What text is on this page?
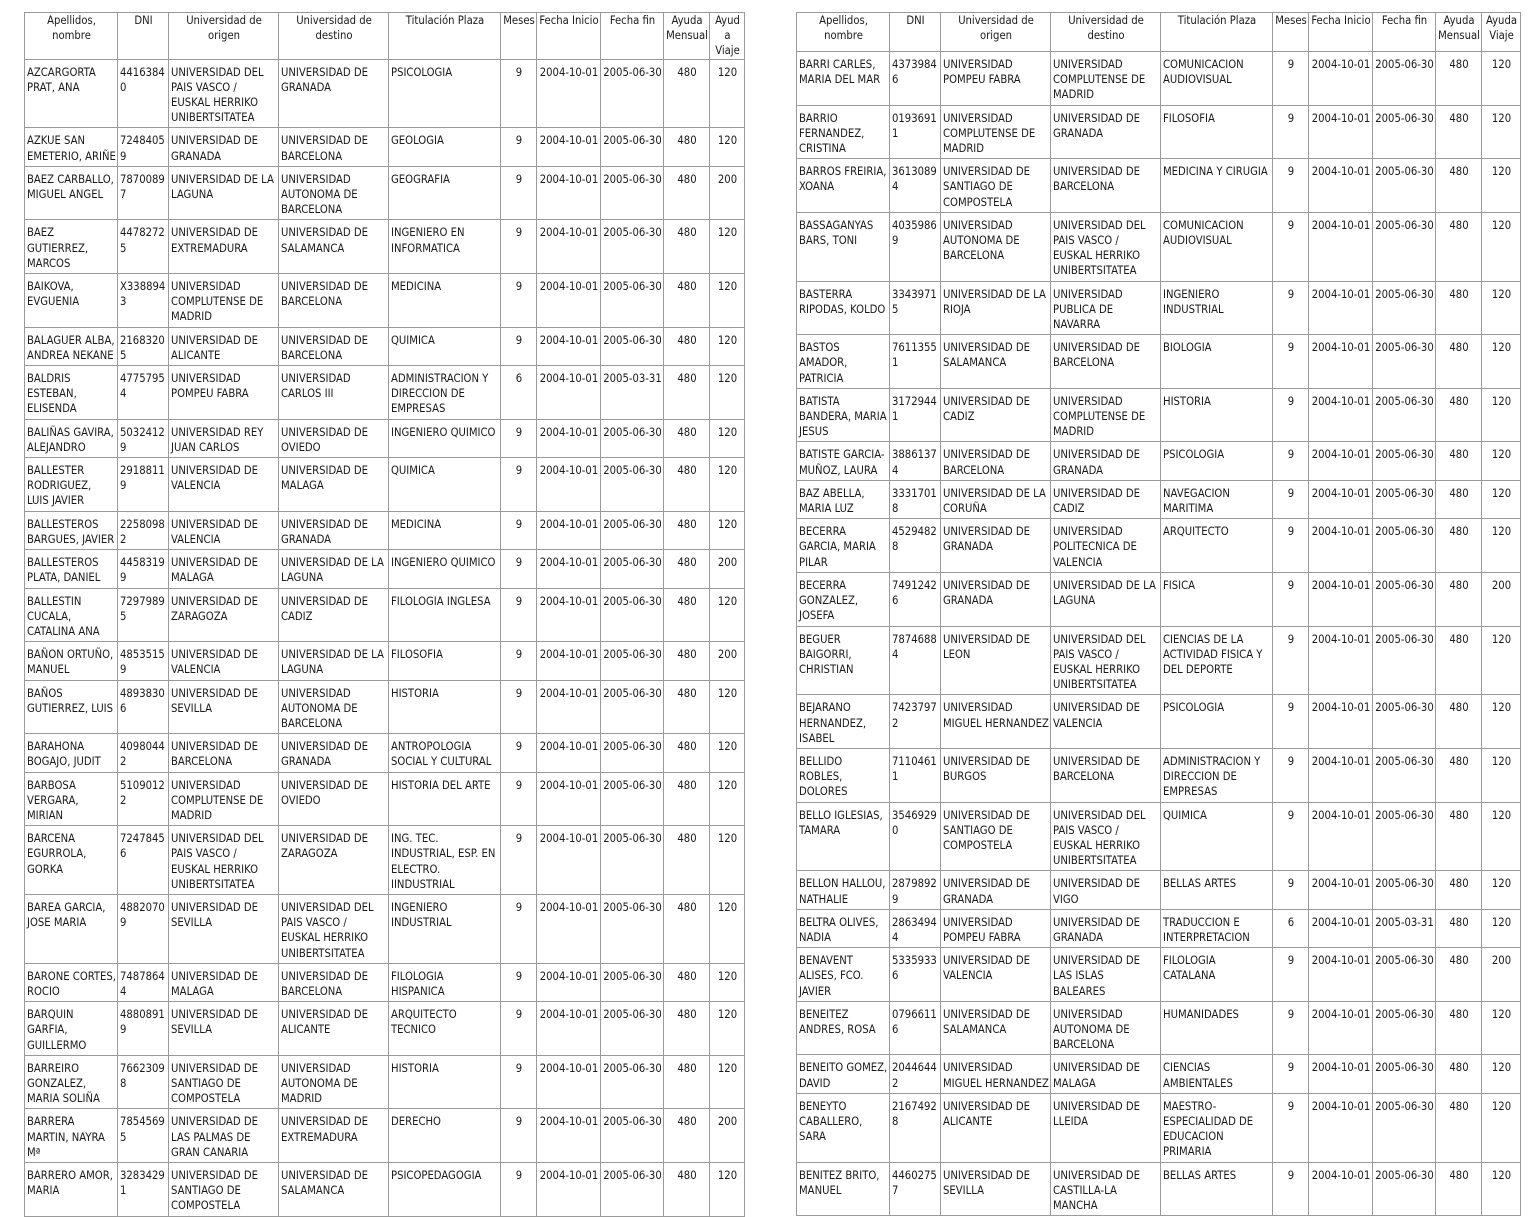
Apellidos, nombre	DNI	Universidad de origen	Universidad de destino	Titulación Plaza	Meses	Fecha Inicio	Fecha fin	Ayuda Mensual	Ayuda Viaje
AZCARGORTA PRAT, ANA	44163840	UNIVERSIDAD DEL PAIS VASCO / EUSKAL HERRIKO UNIBERTSITATEA	UNIVERSIDAD DE GRANADA	PSICOLOGIA	9	2004-10-01	2005-06-30	480	120
AZKUE SAN EMETERIO, ARIÑE	72484059	UNIVERSIDAD DE GRANADA	UNIVERSIDAD DE BARCELONA	GEOLOGIA	9	2004-10-01	2005-06-30	480	120
BAEZ CARBALLO, MIGUEL ANGEL	78700897	UNIVERSIDAD DE LA LAGUNA	UNIVERSIDAD AUTONOMA DE BARCELONA	GEOGRAFIA	9	2004-10-01	2005-06-30	480	200
BAEZ GUTIERREZ, MARCOS	44782725	UNIVERSIDAD DE EXTREMADURA	UNIVERSIDAD DE SALAMANCA	INGENIERO EN INFORMATICA	9	2004-10-01	2005-06-30	480	120
BAIKOVA, EVGUENIA	X3388943	UNIVERSIDAD COMPLUTENSE DE MADRID	UNIVERSIDAD DE BARCELONA	MEDICINA	9	2004-10-01	2005-06-30	480	120
BALAGUER ALBA, ANDREA NEKANE	21683205	UNIVERSIDAD DE ALICANTE	UNIVERSIDAD DE BARCELONA	QUIMICA	9	2004-10-01	2005-06-30	480	120
BALDRIS ESTEBAN, ELISENDA	47757954	UNIVERSIDAD POMPEU FABRA	UNIVERSIDAD CARLOS III	ADMINISTRACION Y DIRECCION DE EMPRESAS	6	2004-10-01	2005-03-31	480	120
BALIÑAS GAVIRA, ALEJANDRO	50324129	UNIVERSIDAD REY JUAN CARLOS	UNIVERSIDAD DE OVIEDO	INGENIERO QUIMICO	9	2004-10-01	2005-06-30	480	120
BALLESTER RODRIGUEZ, LUIS JAVIER	29188119	UNIVERSIDAD DE VALENCIA	UNIVERSIDAD DE MALAGA	QUIMICA	9	2004-10-01	2005-06-30	480	120
BALLESTEROS BARGUES, JAVIER	22580982	UNIVERSIDAD DE VALENCIA	UNIVERSIDAD DE GRANADA	MEDICINA	9	2004-10-01	2005-06-30	480	120
BALLESTEROS PLATA, DANIEL	44583199	UNIVERSIDAD DE MALAGA	UNIVERSIDAD DE LA LAGUNA	INGENIERO QUIMICO	9	2004-10-01	2005-06-30	480	200
BALLESTIN CUCALA, CATALINA ANA	72979895	UNIVERSIDAD DE ZARAGOZA	UNIVERSIDAD DE CADIZ	FILOLOGIA INGLESA	9	2004-10-01	2005-06-30	480	120
BAÑON ORTUÑO, MANUEL	48535159	UNIVERSIDAD DE VALENCIA	UNIVERSIDAD DE LA LAGUNA	FILOSOFIA	9	2004-10-01	2005-06-30	480	200
BAÑOS GUTIERREZ, LUIS	48938306	UNIVERSIDAD DE SEVILLA	UNIVERSIDAD AUTONOMA DE BARCELONA	HISTORIA	9	2004-10-01	2005-06-30	480	120
BARAHONA BOGAJO, JUDIT	40980442	UNIVERSIDAD DE BARCELONA	UNIVERSIDAD DE GRANADA	ANTROPOLOGIA SOCIAL Y CULTURAL	9	2004-10-01	2005-06-30	480	120
BARBOSA VERGARA, MIRIAN	51090122	UNIVERSIDAD COMPLUTENSE DE MADRID	UNIVERSIDAD DE OVIEDO	HISTORIA DEL ARTE	9	2004-10-01	2005-06-30	480	120
BARCENA EGURROLA, GORKA	72478456	UNIVERSIDAD DEL PAIS VASCO / EUSKAL HERRIKO UNIBERTSITATEA	UNIVERSIDAD DE ZARAGOZA	ING. TEC. INDUSTRIAL, ESP. EN ELECTRO. IINDUSTRIAL	9	2004-10-01	2005-06-30	480	120
BAREA GARCIA, JOSE MARIA	48820709	UNIVERSIDAD DE SEVILLA	UNIVERSIDAD DEL PAIS VASCO / EUSKAL HERRIKO UNIBERTSITATEA	INGENIERO INDUSTRIAL	9	2004-10-01	2005-06-30	480	120
BARONE CORTES, ROCIO	74878644	UNIVERSIDAD DE MALAGA	UNIVERSIDAD DE BARCELONA	FILOLOGIA HISPANICA	9	2004-10-01	2005-06-30	480	120
BARQUIN GARFIA, GUILLERMO	48808919	UNIVERSIDAD DE SEVILLA	UNIVERSIDAD DE ALICANTE	ARQUITECTO TECNICO	9	2004-10-01	2005-06-30	480	120
BARREIRO GONZALEZ, MARIA SOLIÑA	76623098	UNIVERSIDAD DE SANTIAGO DE COMPOSTELA	UNIVERSIDAD AUTONOMA DE MADRID	HISTORIA	9	2004-10-01	2005-06-30	480	120
BARRERA MARTIN, NAYRA Mª	78545695	UNIVERSIDAD DE LAS PALMAS DE GRAN CANARIA	UNIVERSIDAD DE EXTREMADURA	DERECHO	9	2004-10-01	2005-06-30	480	200
BARRERO AMOR, MARIA	32834291	UNIVERSIDAD DE SANTIAGO DE COMPOSTELA	UNIVERSIDAD DE SALAMANCA	PSICOPEDAGOGIA	9	2004-10-01	2005-06-30	480	120
Apellidos, nombre	DNI	Universidad de origen	Universidad de destino	Titulación Plaza	Meses	Fecha Inicio	Fecha fin	Ayuda Mensual	Ayuda Viaje
BARRI CARLES, MARIA DEL MAR	43739846	UNIVERSIDAD POMPEU FABRA	UNIVERSIDAD COMPLUTENSE DE MADRID	COMUNICACION AUDIOVISUAL	9	2004-10-01	2005-06-30	480	120
BARRIO FERNANDEZ, CRISTINA	01936911	UNIVERSIDAD COMPLUTENSE DE MADRID	UNIVERSIDAD DE GRANADA	FILOSOFIA	9	2004-10-01	2005-06-30	480	120
BARROS FREIRIA, XOANA	36130894	UNIVERSIDAD DE SANTIAGO DE COMPOSTELA	UNIVERSIDAD DE BARCELONA	MEDICINA Y CIRUGIA	9	2004-10-01	2005-06-30	480	120
BASSAGANYAS BARS, TONI	40359869	UNIVERSIDAD AUTONOMA DE BARCELONA	UNIVERSIDAD DEL PAIS VASCO / EUSKAL HERRIKO UNIBERTSITATEA	COMUNICACION AUDIOVISUAL	9	2004-10-01	2005-06-30	480	120
BASTERRA RIPODAS, KOLDO	33439715	UNIVERSIDAD DE LA RIOJA	UNIVERSIDAD PUBLICA DE NAVARRA	INGENIERO INDUSTRIAL	9	2004-10-01	2005-06-30	480	120
BASTOS AMADOR, PATRICIA	76113551	UNIVERSIDAD DE SALAMANCA	UNIVERSIDAD DE BARCELONA	BIOLOGIA	9	2004-10-01	2005-06-30	480	120
BATISTA BANDERA, MARIA JESUS	31729441	UNIVERSIDAD DE CADIZ	UNIVERSIDAD COMPLUTENSE DE MADRID	HISTORIA	9	2004-10-01	2005-06-30	480	120
BATISTE GARCIA-MUÑOZ, LAURA	38861374	UNIVERSIDAD DE BARCELONA	UNIVERSIDAD DE GRANADA	PSICOLOGIA	9	2004-10-01	2005-06-30	480	120
BAZ ABELLA, MARIA LUZ	33317018	UNIVERSIDAD DE LA CORUÑA	UNIVERSIDAD DE CADIZ	NAVEGACION MARITIMA	9	2004-10-01	2005-06-30	480	120
BECERRA GARCIA, MARIA PILAR	45294828	UNIVERSIDAD DE GRANADA	UNIVERSIDAD POLITECNICA DE VALENCIA	ARQUITECTO	9	2004-10-01	2005-06-30	480	120
BECERRA GONZALEZ, JOSEFA	74912426	UNIVERSIDAD DE GRANADA	UNIVERSIDAD DE LA LAGUNA	FISICA	9	2004-10-01	2005-06-30	480	200
BEGUER BAIGORRI, CHRISTIAN	78746884	UNIVERSIDAD DE LEON	UNIVERSIDAD DEL PAIS VASCO / EUSKAL HERRIKO UNIBERTSITATEA	CIENCIAS DE LA ACTIVIDAD FISICA Y DEL DEPORTE	9	2004-10-01	2005-06-30	480	120
BEJARANO HERNANDEZ, ISABEL	74237972	UNIVERSIDAD MIGUEL HERNANDEZ	UNIVERSIDAD DE VALENCIA	PSICOLOGIA	9	2004-10-01	2005-06-30	480	120
BELLIDO ROBLES, DOLORES	71104611	UNIVERSIDAD DE BURGOS	UNIVERSIDAD DE BARCELONA	ADMINISTRACION Y DIRECCION DE EMPRESAS	9	2004-10-01	2005-06-30	480	120
BELLO IGLESIAS, TAMARA	35469290	UNIVERSIDAD DE SANTIAGO DE COMPOSTELA	UNIVERSIDAD DEL PAIS VASCO / EUSKAL HERRIKO UNIBERTSITATEA	QUIMICA	9	2004-10-01	2005-06-30	480	120
BELLON HALLOU, NATHALIE	28798929	UNIVERSIDAD DE GRANADA	UNIVERSIDAD DE VIGO	BELLAS ARTES	9	2004-10-01	2005-06-30	480	120
BELTRA OLIVES, NADIA	28634944	UNIVERSIDAD POMPEU FABRA	UNIVERSIDAD DE GRANADA	TRADUCCION E INTERPRETACION	6	2004-10-01	2005-03-31	480	120
BENAVENT ALISES, FCO. JAVIER	53359336	UNIVERSIDAD DE VALENCIA	UNIVERSIDAD DE LAS ISLAS BALEARES	FILOLOGIA CATALANA	9	2004-10-01	2005-06-30	480	200
BENEITEZ ANDRES, ROSA	07966116	UNIVERSIDAD DE SALAMANCA	UNIVERSIDAD AUTONOMA DE BARCELONA	HUMANIDADES	9	2004-10-01	2005-06-30	480	120
BENEITO GOMEZ, DAVID	20446442	UNIVERSIDAD MIGUEL HERNANDEZ	UNIVERSIDAD DE MALAGA	CIENCIAS AMBIENTALES	9	2004-10-01	2005-06-30	480	120
BENEYTO CABALLERO, SARA	21674928	UNIVERSIDAD DE ALICANTE	UNIVERSIDAD DE LLEIDA	MAESTRO-ESPECIALIDAD DE EDUCACION PRIMARIA	9	2004-10-01	2005-06-30	480	120
BENITEZ BRITO, MANUEL	44602757	UNIVERSIDAD DE SEVILLA	UNIVERSIDAD DE CASTILLA-LA MANCHA	BELLAS ARTES	9	2004-10-01	2005-06-30	480	120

> Aim
Check each line of the records above for "COMPOSTELA", and copy those that have it.

> Task response
BARREIRO GONZALEZ, MARIA SOLIÑA	76623098	UNIVERSIDAD DE SANTIAGO DE COMPOSTELA	UNIVERSIDAD AUTONOMA DE MADRID	HISTORIA	9	2004-10-01	2005-06-30	480	120
BARRERO AMOR, MARIA	32834291	UNIVERSIDAD DE SANTIAGO DE COMPOSTELA	UNIVERSIDAD DE SALAMANCA	PSICOPEDAGOGIA	9	2004-10-01	2005-06-30	480	120
BARROS FREIRIA, XOANA	36130894	UNIVERSIDAD DE SANTIAGO DE COMPOSTELA	UNIVERSIDAD DE BARCELONA	MEDICINA Y CIRUGIA	9	2004-10-01	2005-06-30	480	120
BELLO IGLESIAS, TAMARA	35469290	UNIVERSIDAD DE SANTIAGO DE COMPOSTELA	UNIVERSIDAD DEL PAIS VASCO / EUSKAL HERRIKO UNIBERTSITATEA	QUIMICA	9	2004-10-01	2005-06-30	480	120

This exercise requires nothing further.